▶ _Written instruction_
In the records below, find each line with the word "name" and copy it.

Start Entries provided

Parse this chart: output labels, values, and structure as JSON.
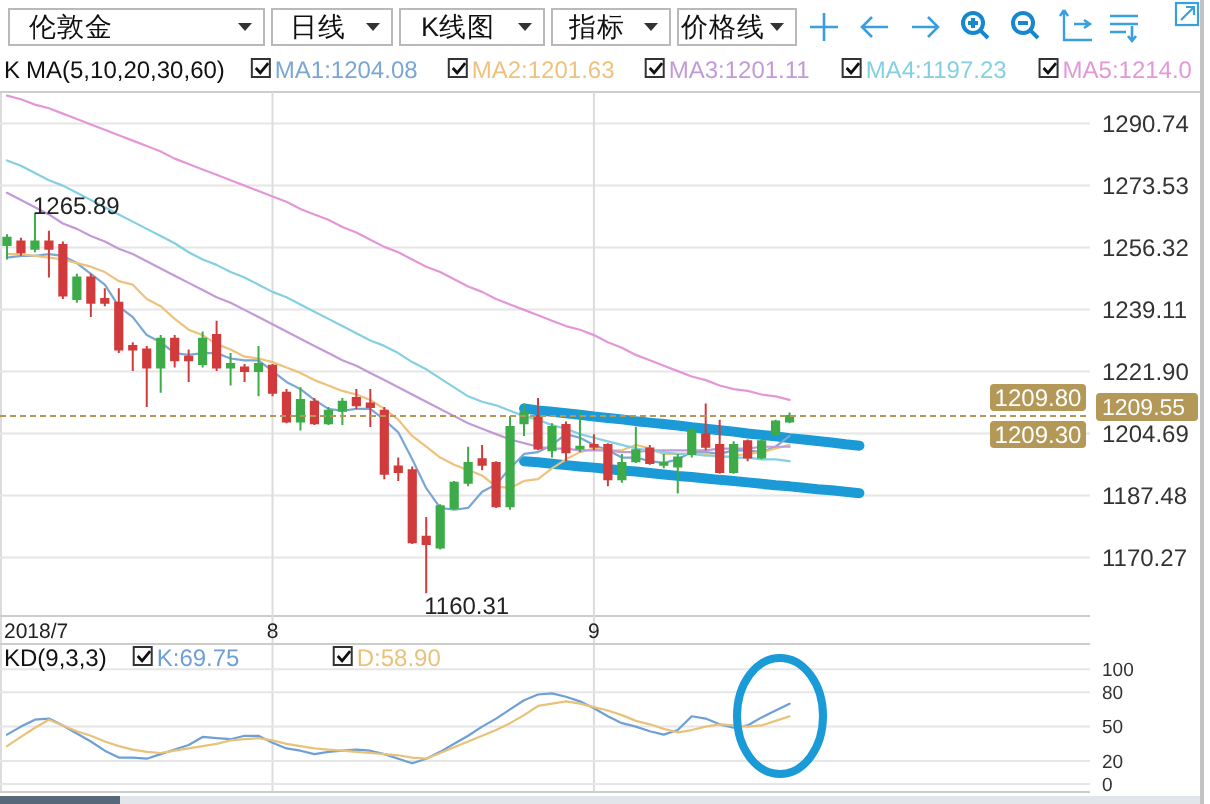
{
  "chart_data": [
    {
      "type": "candlestick",
      "title": "伦敦金",
      "subtitle": "日线",
      "legend_title": "MA(5,10,20,30,60)",
      "legend": "top",
      "grid": true,
      "annotations": [
        "K线图",
        "指标",
        "价格线",
        "K",
        "1209.80",
        "1209.30",
        "1265.89",
        "1160.31",
        "2018/7"
      ],
      "categories": [
        null,
        null,
        null,
        null,
        null,
        null,
        null,
        null,
        null,
        null,
        null,
        null,
        null,
        null,
        null,
        null,
        null,
        null,
        null,
        "8",
        null,
        null,
        null,
        null,
        null,
        null,
        null,
        null,
        null,
        null,
        null,
        null,
        null,
        null,
        null,
        null,
        null,
        null,
        null,
        null,
        null,
        null,
        "9",
        null,
        null,
        null,
        null,
        null,
        null,
        null,
        null,
        null,
        null,
        null,
        null,
        null,
        null,
        null,
        null,
        null,
        null,
        null,
        null,
        null,
        null,
        null,
        null,
        null,
        null,
        null,
        null,
        null,
        null,
        null,
        null,
        null,
        null,
        null
      ],
      "ohlc": [
        [
          1257,
          1260,
          1253,
          1259
        ],
        [
          1258,
          1259,
          1254,
          1255
        ],
        [
          1256,
          1265.89,
          1255,
          1258
        ],
        [
          1258,
          1261,
          1248,
          1256
        ],
        [
          1257,
          1258,
          1242,
          1243
        ],
        [
          1242,
          1249,
          1241,
          1248
        ],
        [
          1248,
          1249,
          1237,
          1241
        ],
        [
          1242,
          1245,
          1240,
          1241
        ],
        [
          1241,
          1245,
          1227,
          1228
        ],
        [
          1229,
          1230,
          1222,
          1228
        ],
        [
          1228,
          1229,
          1212,
          1223
        ],
        [
          1223,
          1232,
          1216,
          1231
        ],
        [
          1231,
          1232,
          1223,
          1225
        ],
        [
          1226,
          1228,
          1219,
          1225
        ],
        [
          1224,
          1233,
          1223,
          1231
        ],
        [
          1232,
          1236,
          1222,
          1223
        ],
        [
          1223,
          1227,
          1218,
          1224
        ],
        [
          1223,
          1224,
          1219,
          1222
        ],
        [
          1222,
          1229,
          1215,
          1224
        ],
        [
          1223.5,
          1224,
          1215,
          1216
        ],
        [
          1216,
          1217,
          1207.5,
          1208
        ],
        [
          1208,
          1217.5,
          1205.5,
          1214
        ],
        [
          1213.5,
          1214.5,
          1207,
          1207.5
        ],
        [
          1207.5,
          1212,
          1207,
          1211
        ],
        [
          1211,
          1214.5,
          1207,
          1213.5
        ],
        [
          1214.5,
          1217,
          1211.5,
          1212.5
        ],
        [
          1213,
          1217,
          1206.5,
          1212
        ],
        [
          1211,
          1212,
          1192,
          1193.5
        ],
        [
          1195.5,
          1198,
          1191.5,
          1194
        ],
        [
          1194.5,
          1195.5,
          1174,
          1174.5
        ],
        [
          1176,
          1181.5,
          1160.31,
          1174
        ],
        [
          1173,
          1185,
          1172.5,
          1184.5
        ],
        [
          1184,
          1191.5,
          1183.5,
          1191
        ],
        [
          1191,
          1201,
          1190,
          1196.5
        ],
        [
          1197.5,
          1201.5,
          1194.5,
          1196
        ],
        [
          1196.5,
          1197,
          1184,
          1184.5
        ],
        [
          1184.5,
          1209.5,
          1183.5,
          1206.5
        ],
        [
          1207.5,
          1213,
          1204,
          1210.5
        ],
        [
          1209.5,
          1214.5,
          1200,
          1200.5
        ],
        [
          1200,
          1207.5,
          1198,
          1206.5
        ],
        [
          1207,
          1208,
          1197,
          1199.5
        ],
        [
          1200.5,
          1211,
          1199.5,
          1201
        ],
        [
          1201.5,
          1204.5,
          1200,
          1201
        ],
        [
          1201.5,
          1202,
          1190,
          1192
        ],
        [
          1192,
          1199,
          1191,
          1196.5
        ],
        [
          1197,
          1206.5,
          1196.5,
          1200
        ],
        [
          1200.5,
          1201.5,
          1196,
          1196.5
        ],
        [
          1196,
          1199,
          1195,
          1196.5
        ],
        [
          1195.5,
          1199,
          1188,
          1198
        ],
        [
          1199,
          1206.5,
          1198,
          1205.5
        ],
        [
          1204.5,
          1213,
          1200,
          1201
        ],
        [
          1201.5,
          1208.5,
          1193.5,
          1194
        ],
        [
          1194,
          1202.5,
          1193.5,
          1201.5
        ],
        [
          1202.5,
          1203,
          1197,
          1198
        ],
        [
          1198,
          1203,
          1197.5,
          1202.5
        ],
        [
          1204.5,
          1208.5,
          1204,
          1208
        ],
        [
          1208,
          1210.5,
          1207.5,
          1209.55
        ],
        null,
        null,
        null,
        null,
        null,
        null,
        null,
        null,
        null,
        null,
        null,
        null,
        null,
        null,
        null,
        null,
        null,
        null,
        null,
        null,
        null
      ],
      "colors": [
        "#3dab48",
        "#d23b3b",
        "#3dab48",
        "#d23b3b",
        "#d23b3b",
        "#3dab48",
        "#d23b3b",
        "#d23b3b",
        "#d23b3b",
        "#d23b3b",
        "#d23b3b",
        "#3dab48",
        "#d23b3b",
        "#d23b3b",
        "#3dab48",
        "#d23b3b",
        "#3dab48",
        "#d23b3b",
        "#3dab48",
        "#d23b3b",
        "#d23b3b",
        "#3dab48",
        "#d23b3b",
        "#3dab48",
        "#3dab48",
        "#d23b3b",
        "#d23b3b",
        "#d23b3b",
        "#d23b3b",
        "#d23b3b",
        "#d23b3b",
        "#3dab48",
        "#3dab48",
        "#3dab48",
        "#d23b3b",
        "#d23b3b",
        "#3dab48",
        "#3dab48",
        "#d23b3b",
        "#3dab48",
        "#d23b3b",
        "#3dab48",
        "#d23b3b",
        "#d23b3b",
        "#3dab48",
        "#3dab48",
        "#d23b3b",
        "#3dab48",
        "#3dab48",
        "#3dab48",
        "#d23b3b",
        "#d23b3b",
        "#3dab48",
        "#d23b3b",
        "#3dab48",
        "#3dab48",
        "#3dab48",
        null,
        null,
        null,
        null,
        null,
        null,
        null,
        null,
        null,
        null,
        null,
        null,
        null,
        null,
        null,
        null,
        null,
        null,
        null,
        null,
        null
      ],
      "series": [
        {
          "type": "line",
          "name": "MA1:1204.08",
          "color": "#7aa6d6",
          "values": [
            1253.5,
            1254,
            1254,
            1254.5,
            1254,
            1252,
            1249,
            1246,
            1240,
            1237,
            1232,
            1230,
            1227,
            1226.5,
            1227,
            1227,
            1225.5,
            1225,
            1225,
            1222,
            1219,
            1217,
            1214,
            1211.5,
            1211,
            1211.5,
            1211.5,
            1208.5,
            1205,
            1197.5,
            1189.5,
            1184,
            1183.5,
            1184,
            1188.5,
            1190.5,
            1195,
            1199,
            1199.5,
            1201.5,
            1204.5,
            1203.5,
            1201.5,
            1200,
            1198,
            1198,
            1197,
            1196.5,
            1197.5,
            1199.5,
            1199.5,
            1199,
            1200,
            1200,
            1199.5,
            1201,
            1204,
            null,
            null,
            null,
            null,
            null,
            null,
            null,
            null,
            null,
            null,
            null,
            null,
            null,
            null,
            null,
            null,
            null,
            null,
            null,
            null,
            null
          ]
        },
        {
          "type": "line",
          "name": "MA2:1201.63",
          "color": "#eec27c",
          "values": [
            1254.5,
            1254.5,
            1254,
            1253.5,
            1253,
            1252,
            1251,
            1249.5,
            1247,
            1246,
            1242,
            1240,
            1236.5,
            1233.5,
            1232,
            1229.5,
            1228,
            1226,
            1225.5,
            1224.5,
            1223,
            1221.5,
            1219.5,
            1218,
            1216.5,
            1215.5,
            1214,
            1211.5,
            1208.5,
            1204,
            1201,
            1198,
            1196,
            1194.5,
            1193,
            1190,
            1189.5,
            1191.5,
            1192,
            1195,
            1197.5,
            1199.5,
            1200.5,
            1200,
            1200,
            1201.5,
            1200.5,
            1199,
            1199,
            1199,
            1199,
            1198,
            1198.5,
            1199,
            1199.5,
            1200.5,
            1201.5,
            null,
            null,
            null,
            null,
            null,
            null,
            null,
            null,
            null,
            null,
            null,
            null,
            null,
            null,
            null,
            null,
            null,
            null,
            null,
            null,
            null
          ]
        },
        {
          "type": "line",
          "name": "MA3:1201.11",
          "color": "#c39ad8",
          "values": [
            1271.5,
            1269.5,
            1267.5,
            1265.5,
            1263,
            1261.5,
            1259.5,
            1258,
            1256,
            1254.5,
            1252.5,
            1250.5,
            1248.5,
            1246.5,
            1244.5,
            1242.5,
            1241,
            1239,
            1237,
            1235,
            1233,
            1231,
            1229,
            1227,
            1225,
            1223.5,
            1221.5,
            1219.5,
            1217.5,
            1215.5,
            1213.5,
            1211.5,
            1209.5,
            1207.5,
            1206,
            1204.5,
            1203,
            1202,
            1201,
            1200.5,
            1200.5,
            1200,
            1200,
            1200,
            1199.5,
            1199.5,
            1200,
            1200,
            1200,
            1200,
            1200,
            1200.5,
            1200.5,
            1200.5,
            1201,
            1201,
            1201,
            null,
            null,
            null,
            null,
            null,
            null,
            null,
            null,
            null,
            null,
            null,
            null,
            null,
            null,
            null,
            null,
            null,
            null,
            null,
            null,
            null
          ]
        },
        {
          "type": "line",
          "name": "MA4:1197.23",
          "color": "#84cfe2",
          "values": [
            1280.5,
            1279,
            1277,
            1275,
            1273.5,
            1271.5,
            1269.5,
            1267.5,
            1265.5,
            1263.5,
            1261.5,
            1259.5,
            1257.5,
            1255,
            1253,
            1251.5,
            1249.5,
            1248,
            1246,
            1244,
            1242.5,
            1240.5,
            1238.5,
            1236.5,
            1234.5,
            1232.5,
            1230.5,
            1229,
            1227,
            1224.5,
            1222.5,
            1220,
            1217.5,
            1215,
            1213.5,
            1212.5,
            1211,
            1209.5,
            1208.5,
            1207,
            1206,
            1204.5,
            1203.5,
            1202.5,
            1201.5,
            1200.5,
            1200,
            1199.5,
            1199,
            1199,
            1198.5,
            1198.5,
            1198,
            1198,
            1197.5,
            1197.5,
            1197,
            null,
            null,
            null,
            null,
            null,
            null,
            null,
            null,
            null,
            null,
            null,
            null,
            null,
            null,
            null,
            null,
            null,
            null,
            null,
            null,
            null
          ]
        },
        {
          "type": "line",
          "name": "MA5:1214.0",
          "color": "#e497d8",
          "values": [
            1298.5,
            1297.5,
            1296,
            1295,
            1293.5,
            1292,
            1290.5,
            1289,
            1287.5,
            1286,
            1284.5,
            1283,
            1281,
            1279.5,
            1278,
            1276.5,
            1275,
            1273.5,
            1272,
            1270.5,
            1269,
            1267,
            1265.5,
            1264,
            1262,
            1260.5,
            1258.5,
            1256.5,
            1255,
            1253,
            1251,
            1249.5,
            1247.5,
            1245.5,
            1244,
            1242,
            1240.5,
            1239,
            1237.5,
            1236,
            1234.5,
            1233.5,
            1232,
            1230,
            1228.5,
            1226.5,
            1225,
            1223.5,
            1222,
            1220.5,
            1219.5,
            1218,
            1217,
            1216.5,
            1215.5,
            1215,
            1214,
            null,
            null,
            null,
            null,
            null,
            null,
            null,
            null,
            null,
            null,
            null,
            null,
            null,
            null,
            null,
            null,
            null,
            null,
            null,
            null,
            null
          ]
        },
        {
          "type": "line",
          "color": "#1a9ad6",
          "values": [
            null,
            null,
            null,
            null,
            null,
            null,
            null,
            null,
            null,
            null,
            null,
            null,
            null,
            null,
            null,
            null,
            null,
            null,
            null,
            null,
            null,
            null,
            null,
            null,
            null,
            null,
            null,
            null,
            null,
            null,
            null,
            null,
            null,
            null,
            null,
            null,
            null,
            1211.6,
            1211.1,
            1210.7,
            1210.3,
            1209.9,
            1209.4,
            1209,
            1208.6,
            1208.1,
            1207.7,
            1207.3,
            1206.9,
            1206.4,
            1206,
            1205.6,
            1205.2,
            1204.7,
            1204.3,
            1203.9,
            1203.4,
            1203,
            1202.6,
            1202.2,
            1201.7,
            1201.3,
            null,
            null,
            null,
            null,
            null,
            null,
            null,
            null,
            null,
            null,
            null,
            null,
            null,
            null,
            null,
            null
          ]
        },
        {
          "type": "line",
          "color": "#1a9ad6",
          "values": [
            null,
            null,
            null,
            null,
            null,
            null,
            null,
            null,
            null,
            null,
            null,
            null,
            null,
            null,
            null,
            null,
            null,
            null,
            null,
            null,
            null,
            null,
            null,
            null,
            null,
            null,
            null,
            null,
            null,
            null,
            null,
            null,
            null,
            null,
            null,
            null,
            null,
            1197,
            1196.7,
            1196.3,
            1195.9,
            1195.5,
            1195.2,
            1194.8,
            1194.4,
            1194.1,
            1193.7,
            1193.3,
            1192.9,
            1192.6,
            1192.2,
            1191.8,
            1191.5,
            1191.1,
            1190.7,
            1190.3,
            1190,
            1189.6,
            1189.2,
            1188.9,
            1188.5,
            1188.1,
            null,
            null,
            null,
            null,
            null,
            null,
            null,
            null,
            null,
            null,
            null,
            null,
            null,
            null,
            null,
            null
          ]
        }
      ],
      "ylim": [
        1154,
        1299.5
      ],
      "yticks": [
        1170.27,
        1187.48,
        1204.69,
        {
          "value": 1221.9,
          "label": "1221.90"
        },
        1239.11,
        1256.32,
        1273.53,
        1290.74
      ],
      "ref_lines": [
        {
          "axis": "y",
          "value": 1209.55,
          "label": "1209.55",
          "color": "#b39858",
          "line_style": "dashed"
        }
      ]
    },
    {
      "type": "line",
      "legend_title": "KD(9,3,3)",
      "legend": "top",
      "grid": "y",
      "tick_labels": "y",
      "categories": [
        null,
        null,
        null,
        null,
        null,
        null,
        null,
        null,
        null,
        null,
        null,
        null,
        null,
        null,
        null,
        null,
        null,
        null,
        null,
        null,
        null,
        null,
        null,
        null,
        null,
        null,
        null,
        null,
        null,
        null,
        null,
        null,
        null,
        null,
        null,
        null,
        null,
        null,
        null,
        null,
        null,
        null,
        null,
        null,
        null,
        null,
        null,
        null,
        null,
        null,
        null,
        null,
        null,
        null,
        null,
        null,
        null,
        null,
        null,
        null,
        null,
        null,
        null,
        null,
        null,
        null,
        null,
        null,
        null,
        null,
        null,
        null,
        null,
        null,
        null,
        null,
        null,
        null
      ],
      "series": [
        {
          "name": "K:69.75",
          "color": "#6e9fd6",
          "values": [
            43,
            50,
            56,
            57,
            51,
            44,
            37,
            29,
            23,
            23,
            22,
            26,
            30,
            34,
            41,
            40,
            39,
            42,
            42,
            36,
            31,
            29,
            26,
            28,
            29,
            30,
            29,
            26,
            22,
            18,
            22,
            28,
            35,
            42,
            50,
            57,
            65,
            73,
            78,
            79,
            76,
            72,
            66,
            59,
            53,
            50,
            46,
            43,
            47,
            59,
            57,
            52,
            49,
            51,
            58,
            64,
            70,
            null,
            null,
            null,
            null,
            null,
            null,
            null,
            null,
            null,
            null,
            null,
            null,
            null,
            null,
            null,
            null,
            null,
            null,
            null,
            null,
            null
          ]
        },
        {
          "name": "D:58.90",
          "color": "#e8c27a",
          "values": [
            33,
            41,
            49,
            56,
            51,
            46,
            42,
            37,
            33,
            30,
            28,
            27,
            29,
            31,
            33,
            35,
            38,
            39,
            40,
            38,
            35,
            33,
            31,
            30,
            29,
            28,
            27,
            26,
            25,
            23,
            22,
            27,
            32,
            37,
            42,
            47,
            53,
            60,
            68,
            70,
            72,
            70,
            67,
            64,
            60,
            55,
            52,
            48,
            45,
            47,
            50,
            52,
            51,
            50,
            51,
            55,
            59,
            null,
            null,
            null,
            null,
            null,
            null,
            null,
            null,
            null,
            null,
            null,
            null,
            null,
            null,
            null,
            null,
            null,
            null,
            null,
            null,
            null
          ]
        }
      ],
      "ylim": [
        -7,
        122
      ],
      "yticks": [
        0,
        20,
        50,
        80,
        100
      ]
    }
  ]
}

End Entries provided

▶ _Reply to the exercise_
          "name": "MA1:1204.08",
          "name": "MA2:1201.63",
          "name": "MA3:1201.11",
          "name": "MA4:1197.23",
          "name": "MA5:1214.0",
          "name": "K:69.75",
          "name": "D:58.90",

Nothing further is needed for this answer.